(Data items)
########################################

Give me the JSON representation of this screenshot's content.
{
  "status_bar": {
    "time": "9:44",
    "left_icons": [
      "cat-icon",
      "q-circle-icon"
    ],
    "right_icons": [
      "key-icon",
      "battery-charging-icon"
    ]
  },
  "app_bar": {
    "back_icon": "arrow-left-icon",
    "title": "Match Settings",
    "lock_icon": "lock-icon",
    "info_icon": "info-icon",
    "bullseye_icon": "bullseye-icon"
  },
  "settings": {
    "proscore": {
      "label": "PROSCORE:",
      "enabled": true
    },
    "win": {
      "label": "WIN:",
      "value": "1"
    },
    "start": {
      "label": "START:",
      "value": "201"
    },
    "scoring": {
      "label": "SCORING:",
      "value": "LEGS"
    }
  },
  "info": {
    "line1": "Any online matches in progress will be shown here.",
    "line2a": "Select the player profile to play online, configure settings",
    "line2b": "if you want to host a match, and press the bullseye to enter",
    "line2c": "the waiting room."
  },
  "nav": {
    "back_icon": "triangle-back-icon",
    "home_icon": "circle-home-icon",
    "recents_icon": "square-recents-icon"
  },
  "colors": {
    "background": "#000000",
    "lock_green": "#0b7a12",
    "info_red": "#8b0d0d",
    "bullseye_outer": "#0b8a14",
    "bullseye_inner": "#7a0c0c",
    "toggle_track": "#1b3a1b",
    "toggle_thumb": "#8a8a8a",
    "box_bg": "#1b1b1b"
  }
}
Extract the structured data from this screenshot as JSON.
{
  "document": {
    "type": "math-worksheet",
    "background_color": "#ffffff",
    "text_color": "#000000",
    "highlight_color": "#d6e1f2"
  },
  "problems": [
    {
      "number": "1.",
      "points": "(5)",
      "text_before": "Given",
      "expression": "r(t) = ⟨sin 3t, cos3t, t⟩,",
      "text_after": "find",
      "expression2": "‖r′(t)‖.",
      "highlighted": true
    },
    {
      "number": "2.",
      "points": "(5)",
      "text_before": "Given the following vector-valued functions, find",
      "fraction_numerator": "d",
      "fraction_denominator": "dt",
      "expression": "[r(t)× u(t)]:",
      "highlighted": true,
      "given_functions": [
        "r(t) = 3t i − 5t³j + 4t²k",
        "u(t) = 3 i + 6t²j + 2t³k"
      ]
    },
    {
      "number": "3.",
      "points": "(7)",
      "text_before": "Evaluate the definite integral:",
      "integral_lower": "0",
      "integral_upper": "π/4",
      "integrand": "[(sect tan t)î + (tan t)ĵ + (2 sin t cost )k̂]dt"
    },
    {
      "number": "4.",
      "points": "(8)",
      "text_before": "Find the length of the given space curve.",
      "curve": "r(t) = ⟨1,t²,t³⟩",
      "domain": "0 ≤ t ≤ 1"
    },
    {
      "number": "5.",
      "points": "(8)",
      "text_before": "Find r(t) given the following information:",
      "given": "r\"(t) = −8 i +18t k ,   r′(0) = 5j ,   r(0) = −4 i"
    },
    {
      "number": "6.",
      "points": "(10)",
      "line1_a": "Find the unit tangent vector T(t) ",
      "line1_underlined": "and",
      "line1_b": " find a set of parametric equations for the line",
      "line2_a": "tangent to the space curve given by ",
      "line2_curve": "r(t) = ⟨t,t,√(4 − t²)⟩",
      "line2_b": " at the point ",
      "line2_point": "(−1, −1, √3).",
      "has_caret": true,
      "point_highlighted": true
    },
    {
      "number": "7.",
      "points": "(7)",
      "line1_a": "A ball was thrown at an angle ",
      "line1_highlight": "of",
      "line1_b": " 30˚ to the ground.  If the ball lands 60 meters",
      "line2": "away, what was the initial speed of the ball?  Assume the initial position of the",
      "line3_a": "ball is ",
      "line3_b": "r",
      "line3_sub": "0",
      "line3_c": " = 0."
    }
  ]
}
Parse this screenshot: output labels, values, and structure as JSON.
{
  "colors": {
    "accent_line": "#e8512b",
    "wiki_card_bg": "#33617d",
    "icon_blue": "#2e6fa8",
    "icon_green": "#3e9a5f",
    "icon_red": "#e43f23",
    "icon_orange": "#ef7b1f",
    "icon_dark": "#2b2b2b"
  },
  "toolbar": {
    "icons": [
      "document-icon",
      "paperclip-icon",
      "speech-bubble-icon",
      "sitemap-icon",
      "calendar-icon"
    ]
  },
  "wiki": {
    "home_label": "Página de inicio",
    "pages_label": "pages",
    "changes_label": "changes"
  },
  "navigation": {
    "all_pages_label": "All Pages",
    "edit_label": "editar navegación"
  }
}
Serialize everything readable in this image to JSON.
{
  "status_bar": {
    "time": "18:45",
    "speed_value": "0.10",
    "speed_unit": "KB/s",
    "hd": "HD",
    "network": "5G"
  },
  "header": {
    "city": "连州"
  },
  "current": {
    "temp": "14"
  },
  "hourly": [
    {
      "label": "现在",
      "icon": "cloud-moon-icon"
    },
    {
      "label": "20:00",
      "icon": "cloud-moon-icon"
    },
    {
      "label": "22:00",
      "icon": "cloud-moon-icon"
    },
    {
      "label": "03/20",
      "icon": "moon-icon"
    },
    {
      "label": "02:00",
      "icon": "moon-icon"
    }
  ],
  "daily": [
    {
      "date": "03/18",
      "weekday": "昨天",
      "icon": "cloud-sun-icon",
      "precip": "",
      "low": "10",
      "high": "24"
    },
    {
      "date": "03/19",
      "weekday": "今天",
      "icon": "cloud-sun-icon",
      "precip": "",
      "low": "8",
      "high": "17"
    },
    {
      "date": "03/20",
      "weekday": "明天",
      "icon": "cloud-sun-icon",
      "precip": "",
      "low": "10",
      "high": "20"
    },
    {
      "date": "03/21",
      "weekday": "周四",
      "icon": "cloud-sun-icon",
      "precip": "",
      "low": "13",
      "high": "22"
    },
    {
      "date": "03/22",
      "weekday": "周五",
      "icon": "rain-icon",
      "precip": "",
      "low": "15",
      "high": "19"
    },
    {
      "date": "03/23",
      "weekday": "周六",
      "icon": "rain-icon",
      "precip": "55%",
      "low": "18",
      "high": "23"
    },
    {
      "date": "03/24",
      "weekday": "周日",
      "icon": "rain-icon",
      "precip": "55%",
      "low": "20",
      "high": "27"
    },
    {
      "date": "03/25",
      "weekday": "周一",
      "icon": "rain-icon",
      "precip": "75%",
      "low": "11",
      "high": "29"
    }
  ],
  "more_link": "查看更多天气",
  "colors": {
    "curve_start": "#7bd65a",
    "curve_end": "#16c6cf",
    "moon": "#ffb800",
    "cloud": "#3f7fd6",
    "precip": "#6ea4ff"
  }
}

########################################

WHAT IS REQUIRED =
Repeat each record in full; every line must match exactly.

ANSWER TO THE TASK =
Give me the JSON representation of this screenshot's content.
{
  "status_bar": {
    "time": "9:44",
    "left_icons": [
      "cat-icon",
      "q-circle-icon"
    ],
    "right_icons": [
      "key-icon",
      "battery-charging-icon"
    ]
  },
  "app_bar": {
    "back_icon": "arrow-left-icon",
    "title": "Match Settings",
    "lock_icon": "lock-icon",
    "info_icon": "info-icon",
    "bullseye_icon": "bullseye-icon"
  },
  "settings": {
    "proscore": {
      "label": "PROSCORE:",
      "enabled": true
    },
    "win": {
      "label": "WIN:",
      "value": "1"
    },
    "start": {
      "label": "START:",
      "value": "201"
    },
    "scoring": {
      "label": "SCORING:",
      "value": "LEGS"
    }
  },
  "info": {
    "line1": "Any online matches in progress will be shown here.",
    "line2a": "Select the player profile to play online, configure settings",
    "line2b": "if you want to host a match, and press the bullseye to enter",
    "line2c": "the waiting room."
  },
  "nav": {
    "back_icon": "triangle-back-icon",
    "home_icon": "circle-home-icon",
    "recents_icon": "square-recents-icon"
  },
  "colors": {
    "background": "#000000",
    "lock_green": "#0b7a12",
    "info_red": "#8b0d0d",
    "bullseye_outer": "#0b8a14",
    "bullseye_inner": "#7a0c0c",
    "toggle_track": "#1b3a1b",
    "toggle_thumb": "#8a8a8a",
    "box_bg": "#1b1b1b"
  }
}
Extract the structured data from this screenshot as JSON.
{
  "document": {
    "type": "math-worksheet",
    "background_color": "#ffffff",
    "text_color": "#000000",
    "highlight_color": "#d6e1f2"
  },
  "problems": [
    {
      "number": "1.",
      "points": "(5)",
      "text_before": "Given",
      "expression": "r(t) = ⟨sin 3t, cos3t, t⟩,",
      "text_after": "find",
      "expression2": "‖r′(t)‖.",
      "highlighted": true
    },
    {
      "number": "2.",
      "points": "(5)",
      "text_before": "Given the following vector-valued functions, find",
      "fraction_numerator": "d",
      "fraction_denominator": "dt",
      "expression": "[r(t)× u(t)]:",
      "highlighted": true,
      "given_functions": [
        "r(t) = 3t i − 5t³j + 4t²k",
        "u(t) = 3 i + 6t²j + 2t³k"
      ]
    },
    {
      "number": "3.",
      "points": "(7)",
      "text_before": "Evaluate the definite integral:",
      "integral_lower": "0",
      "integral_upper": "π/4",
      "integrand": "[(sect tan t)î + (tan t)ĵ + (2 sin t cost )k̂]dt"
    },
    {
      "number": "4.",
      "points": "(8)",
      "text_before": "Find the length of the given space curve.",
      "curve": "r(t) = ⟨1,t²,t³⟩",
      "domain": "0 ≤ t ≤ 1"
    },
    {
      "number": "5.",
      "points": "(8)",
      "text_before": "Find r(t) given the following information:",
      "given": "r\"(t) = −8 i +18t k ,   r′(0) = 5j ,   r(0) = −4 i"
    },
    {
      "number": "6.",
      "points": "(10)",
      "line1_a": "Find the unit tangent vector T(t) ",
      "line1_underlined": "and",
      "line1_b": " find a set of parametric equations for the line",
      "line2_a": "tangent to the space curve given by ",
      "line2_curve": "r(t) = ⟨t,t,√(4 − t²)⟩",
      "line2_b": " at the point ",
      "line2_point": "(−1, −1, √3).",
      "has_caret": true,
      "point_highlighted": true
    },
    {
      "number": "7.",
      "points": "(7)",
      "line1_a": "A ball was thrown at an angle ",
      "line1_highlight": "of",
      "line1_b": " 30˚ to the ground.  If the ball lands 60 meters",
      "line2": "away, what was the initial speed of the ball?  Assume the initial position of the",
      "line3_a": "ball is ",
      "line3_b": "r",
      "line3_sub": "0",
      "line3_c": " = 0."
    }
  ]
}
Parse this screenshot: output labels, values, and structure as JSON.
{
  "colors": {
    "accent_line": "#e8512b",
    "wiki_card_bg": "#33617d",
    "icon_blue": "#2e6fa8",
    "icon_green": "#3e9a5f",
    "icon_red": "#e43f23",
    "icon_orange": "#ef7b1f",
    "icon_dark": "#2b2b2b"
  },
  "toolbar": {
    "icons": [
      "document-icon",
      "paperclip-icon",
      "speech-bubble-icon",
      "sitemap-icon",
      "calendar-icon"
    ]
  },
  "wiki": {
    "home_label": "Página de inicio",
    "pages_label": "pages",
    "changes_label": "changes"
  },
  "navigation": {
    "all_pages_label": "All Pages",
    "edit_label": "editar navegación"
  }
}
Serialize everything readable in this image to JSON.
{
  "status_bar": {
    "time": "18:45",
    "speed_value": "0.10",
    "speed_unit": "KB/s",
    "hd": "HD",
    "network": "5G"
  },
  "header": {
    "city": "连州"
  },
  "current": {
    "temp": "14"
  },
  "hourly": [
    {
      "label": "现在",
      "icon": "cloud-moon-icon"
    },
    {
      "label": "20:00",
      "icon": "cloud-moon-icon"
    },
    {
      "label": "22:00",
      "icon": "cloud-moon-icon"
    },
    {
      "label": "03/20",
      "icon": "moon-icon"
    },
    {
      "label": "02:00",
      "icon": "moon-icon"
    }
  ],
  "daily": [
    {
      "date": "03/18",
      "weekday": "昨天",
      "icon": "cloud-sun-icon",
      "precip": "",
      "low": "10",
      "high": "24"
    },
    {
      "date": "03/19",
      "weekday": "今天",
      "icon": "cloud-sun-icon",
      "precip": "",
      "low": "8",
      "high": "17"
    },
    {
      "date": "03/20",
      "weekday": "明天",
      "icon": "cloud-sun-icon",
      "precip": "",
      "low": "10",
      "high": "20"
    },
    {
      "date": "03/21",
      "weekday": "周四",
      "icon": "cloud-sun-icon",
      "precip": "",
      "low": "13",
      "high": "22"
    },
    {
      "date": "03/22",
      "weekday": "周五",
      "icon": "rain-icon",
      "precip": "",
      "low": "15",
      "high": "19"
    },
    {
      "date": "03/23",
      "weekday": "周六",
      "icon": "rain-icon",
      "precip": "55%",
      "low": "18",
      "high": "23"
    },
    {
      "date": "03/24",
      "weekday": "周日",
      "icon": "rain-icon",
      "precip": "55%",
      "low": "20",
      "high": "27"
    },
    {
      "date": "03/25",
      "weekday": "周一",
      "icon": "rain-icon",
      "precip": "75%",
      "low": "11",
      "high": "29"
    }
  ],
  "more_link": "查看更多天气",
  "colors": {
    "curve_start": "#7bd65a",
    "curve_end": "#16c6cf",
    "moon": "#ffb800",
    "cloud": "#3f7fd6",
    "precip": "#6ea4ff"
  }
}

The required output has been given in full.